── Extracted data ──

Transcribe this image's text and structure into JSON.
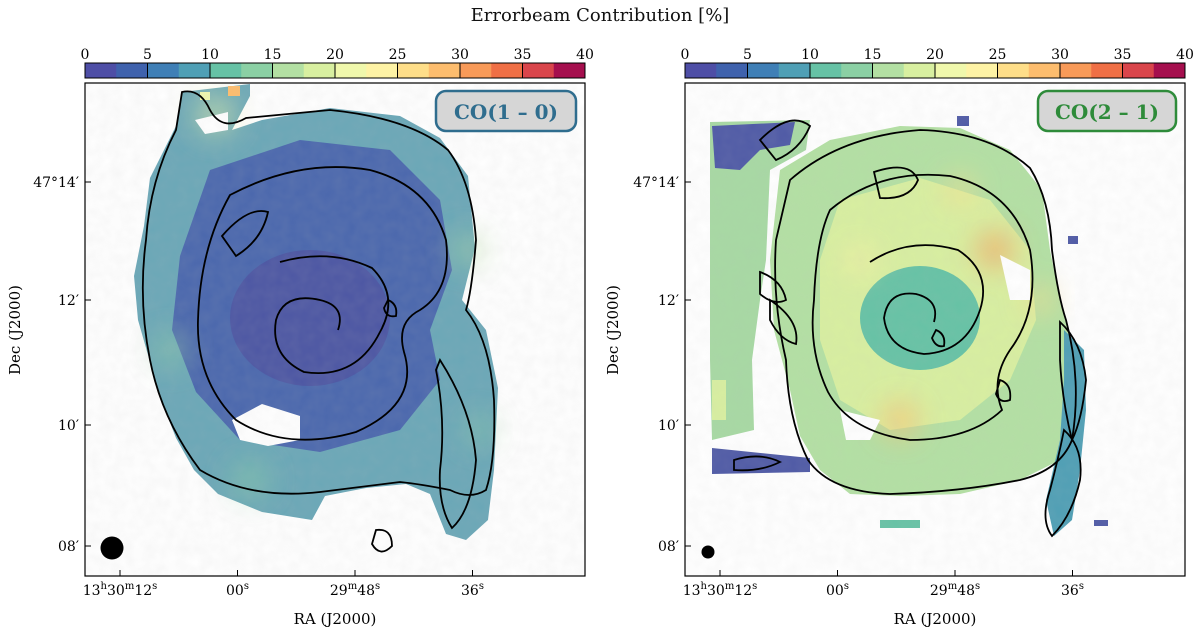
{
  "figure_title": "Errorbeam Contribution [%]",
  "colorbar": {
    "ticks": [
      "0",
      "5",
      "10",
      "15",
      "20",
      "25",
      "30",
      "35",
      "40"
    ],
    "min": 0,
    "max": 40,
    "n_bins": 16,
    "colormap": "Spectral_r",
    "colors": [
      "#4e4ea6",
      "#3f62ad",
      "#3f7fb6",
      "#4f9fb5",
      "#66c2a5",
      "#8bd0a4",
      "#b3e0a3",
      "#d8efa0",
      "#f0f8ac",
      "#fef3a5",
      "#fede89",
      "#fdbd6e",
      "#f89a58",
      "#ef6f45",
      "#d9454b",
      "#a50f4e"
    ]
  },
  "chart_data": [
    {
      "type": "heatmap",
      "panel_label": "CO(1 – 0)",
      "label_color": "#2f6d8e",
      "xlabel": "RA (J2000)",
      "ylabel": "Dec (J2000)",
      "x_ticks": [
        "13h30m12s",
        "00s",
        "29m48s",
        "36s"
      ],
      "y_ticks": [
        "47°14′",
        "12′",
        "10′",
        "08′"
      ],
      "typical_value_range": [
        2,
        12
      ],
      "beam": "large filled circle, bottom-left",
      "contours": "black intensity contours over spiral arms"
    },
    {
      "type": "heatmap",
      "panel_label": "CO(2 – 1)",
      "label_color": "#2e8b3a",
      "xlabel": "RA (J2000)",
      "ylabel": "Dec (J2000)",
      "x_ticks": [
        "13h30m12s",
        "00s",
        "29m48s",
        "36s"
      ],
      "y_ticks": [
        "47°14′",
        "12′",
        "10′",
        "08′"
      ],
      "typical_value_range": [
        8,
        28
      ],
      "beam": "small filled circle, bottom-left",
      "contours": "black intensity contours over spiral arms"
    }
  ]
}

───
── Extracted data ──

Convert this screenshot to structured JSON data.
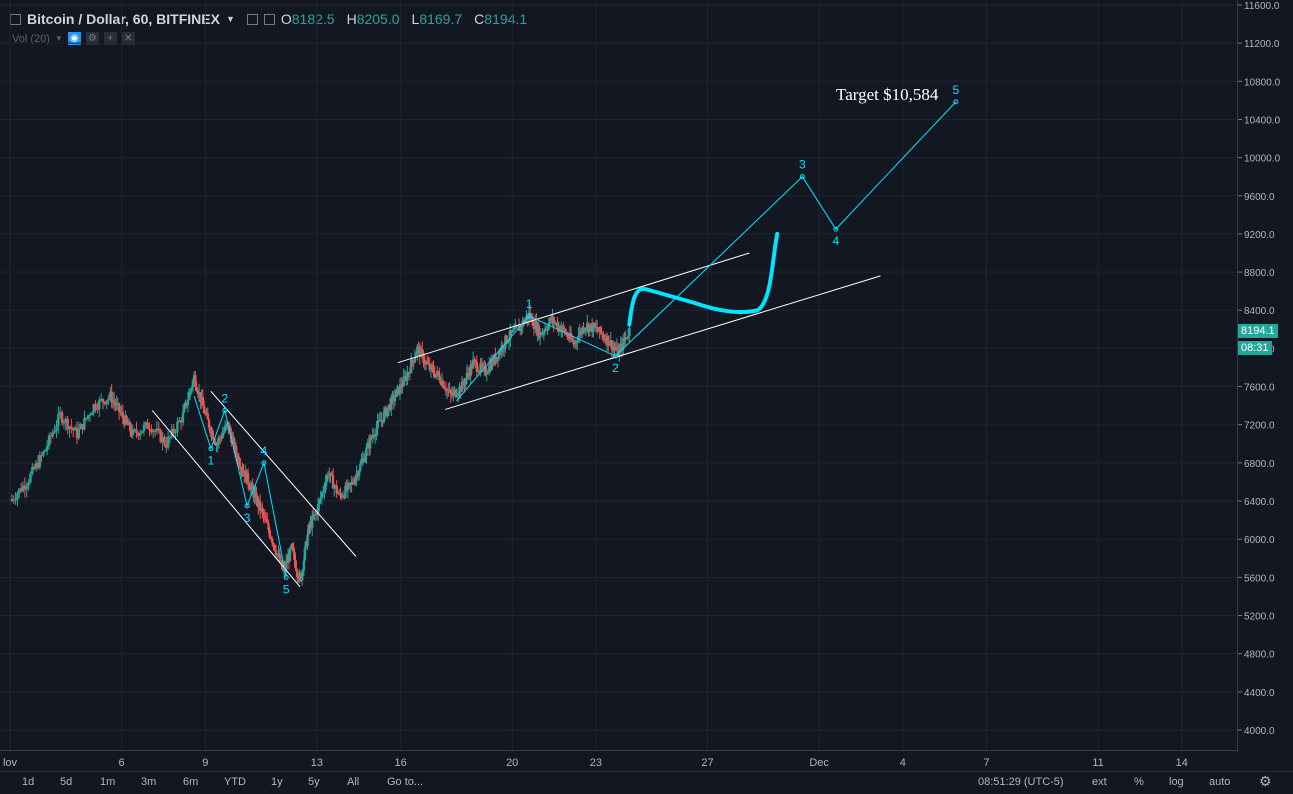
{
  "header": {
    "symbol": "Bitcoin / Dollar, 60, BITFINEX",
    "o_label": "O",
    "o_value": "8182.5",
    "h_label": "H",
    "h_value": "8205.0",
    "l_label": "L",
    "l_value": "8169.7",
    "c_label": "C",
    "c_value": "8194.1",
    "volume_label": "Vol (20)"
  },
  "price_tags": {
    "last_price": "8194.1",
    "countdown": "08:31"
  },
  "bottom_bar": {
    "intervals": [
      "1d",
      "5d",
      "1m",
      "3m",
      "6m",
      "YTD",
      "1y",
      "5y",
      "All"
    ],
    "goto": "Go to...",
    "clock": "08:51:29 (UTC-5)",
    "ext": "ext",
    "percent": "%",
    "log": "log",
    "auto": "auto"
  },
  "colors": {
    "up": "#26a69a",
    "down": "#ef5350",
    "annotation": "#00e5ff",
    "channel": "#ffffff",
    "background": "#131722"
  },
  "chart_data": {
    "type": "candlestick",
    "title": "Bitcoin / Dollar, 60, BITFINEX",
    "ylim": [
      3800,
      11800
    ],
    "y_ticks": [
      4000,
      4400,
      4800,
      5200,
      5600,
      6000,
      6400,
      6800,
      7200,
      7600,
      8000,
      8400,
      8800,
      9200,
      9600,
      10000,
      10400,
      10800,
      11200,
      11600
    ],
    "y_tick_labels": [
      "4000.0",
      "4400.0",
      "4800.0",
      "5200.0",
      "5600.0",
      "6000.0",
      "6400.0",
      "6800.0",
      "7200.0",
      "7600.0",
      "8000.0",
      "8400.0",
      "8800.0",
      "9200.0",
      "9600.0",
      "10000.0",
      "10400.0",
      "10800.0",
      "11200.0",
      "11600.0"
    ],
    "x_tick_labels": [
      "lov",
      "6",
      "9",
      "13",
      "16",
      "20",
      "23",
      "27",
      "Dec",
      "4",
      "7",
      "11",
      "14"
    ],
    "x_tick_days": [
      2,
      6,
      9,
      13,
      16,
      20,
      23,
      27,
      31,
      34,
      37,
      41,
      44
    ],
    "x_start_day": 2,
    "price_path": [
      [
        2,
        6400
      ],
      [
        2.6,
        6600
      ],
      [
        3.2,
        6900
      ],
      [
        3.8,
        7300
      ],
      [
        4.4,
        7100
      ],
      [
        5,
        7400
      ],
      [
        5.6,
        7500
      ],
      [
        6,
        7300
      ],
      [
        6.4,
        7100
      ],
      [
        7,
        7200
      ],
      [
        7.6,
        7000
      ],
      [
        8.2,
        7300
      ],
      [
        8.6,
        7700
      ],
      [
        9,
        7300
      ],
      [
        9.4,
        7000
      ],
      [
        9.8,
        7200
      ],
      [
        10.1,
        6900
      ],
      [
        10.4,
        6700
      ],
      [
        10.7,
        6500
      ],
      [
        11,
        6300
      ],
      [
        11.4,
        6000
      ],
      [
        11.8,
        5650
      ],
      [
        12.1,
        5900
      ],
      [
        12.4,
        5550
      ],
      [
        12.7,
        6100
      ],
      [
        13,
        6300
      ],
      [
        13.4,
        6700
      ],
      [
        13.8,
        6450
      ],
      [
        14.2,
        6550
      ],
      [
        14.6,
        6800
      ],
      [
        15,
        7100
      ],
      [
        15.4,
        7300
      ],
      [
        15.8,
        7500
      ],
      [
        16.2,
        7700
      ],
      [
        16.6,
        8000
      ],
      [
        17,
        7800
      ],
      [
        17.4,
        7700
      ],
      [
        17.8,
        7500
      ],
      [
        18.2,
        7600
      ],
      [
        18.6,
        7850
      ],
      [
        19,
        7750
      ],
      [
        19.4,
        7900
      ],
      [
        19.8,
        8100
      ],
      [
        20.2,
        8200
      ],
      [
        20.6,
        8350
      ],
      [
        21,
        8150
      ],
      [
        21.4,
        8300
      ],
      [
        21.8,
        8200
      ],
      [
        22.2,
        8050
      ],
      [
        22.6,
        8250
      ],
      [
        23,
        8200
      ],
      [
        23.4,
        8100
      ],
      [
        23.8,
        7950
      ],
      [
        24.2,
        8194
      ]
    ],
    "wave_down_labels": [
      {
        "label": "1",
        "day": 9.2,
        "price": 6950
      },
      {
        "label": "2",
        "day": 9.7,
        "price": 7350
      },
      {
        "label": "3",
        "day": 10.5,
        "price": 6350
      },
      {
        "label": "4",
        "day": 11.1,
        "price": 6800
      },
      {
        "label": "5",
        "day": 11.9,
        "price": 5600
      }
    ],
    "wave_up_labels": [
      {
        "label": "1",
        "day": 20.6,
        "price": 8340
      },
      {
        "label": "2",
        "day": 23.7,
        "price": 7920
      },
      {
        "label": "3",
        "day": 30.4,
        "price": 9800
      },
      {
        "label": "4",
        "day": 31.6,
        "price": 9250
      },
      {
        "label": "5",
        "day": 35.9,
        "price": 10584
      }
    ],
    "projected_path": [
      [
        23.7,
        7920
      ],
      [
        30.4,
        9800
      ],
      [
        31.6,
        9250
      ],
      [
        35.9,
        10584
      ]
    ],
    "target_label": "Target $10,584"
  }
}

───
── Extracted data ──

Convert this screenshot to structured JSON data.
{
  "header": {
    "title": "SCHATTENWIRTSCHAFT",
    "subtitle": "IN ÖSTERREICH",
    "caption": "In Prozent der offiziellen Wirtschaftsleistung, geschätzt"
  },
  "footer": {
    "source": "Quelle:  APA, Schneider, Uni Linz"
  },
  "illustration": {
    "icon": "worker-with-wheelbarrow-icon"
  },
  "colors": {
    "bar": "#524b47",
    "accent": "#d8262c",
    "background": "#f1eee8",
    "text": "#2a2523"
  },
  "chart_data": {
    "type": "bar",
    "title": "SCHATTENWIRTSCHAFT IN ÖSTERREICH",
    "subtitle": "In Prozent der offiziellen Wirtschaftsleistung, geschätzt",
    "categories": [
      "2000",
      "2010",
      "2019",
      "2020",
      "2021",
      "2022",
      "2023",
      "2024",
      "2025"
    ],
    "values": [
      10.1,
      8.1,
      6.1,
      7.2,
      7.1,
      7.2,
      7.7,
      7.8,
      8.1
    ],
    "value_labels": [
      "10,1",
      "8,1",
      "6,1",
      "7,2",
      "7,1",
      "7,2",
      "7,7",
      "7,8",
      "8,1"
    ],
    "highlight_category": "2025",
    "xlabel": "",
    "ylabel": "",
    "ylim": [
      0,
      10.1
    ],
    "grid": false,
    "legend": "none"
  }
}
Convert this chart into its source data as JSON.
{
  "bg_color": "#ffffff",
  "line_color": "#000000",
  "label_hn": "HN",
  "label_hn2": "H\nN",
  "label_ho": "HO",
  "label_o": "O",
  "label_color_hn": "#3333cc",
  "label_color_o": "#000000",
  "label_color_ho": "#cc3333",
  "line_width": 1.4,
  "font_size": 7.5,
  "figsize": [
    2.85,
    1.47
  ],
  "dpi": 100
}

───

Prompt: In the listing, how many lines hold "text"? Answer with a bare number.

Result of this task: 2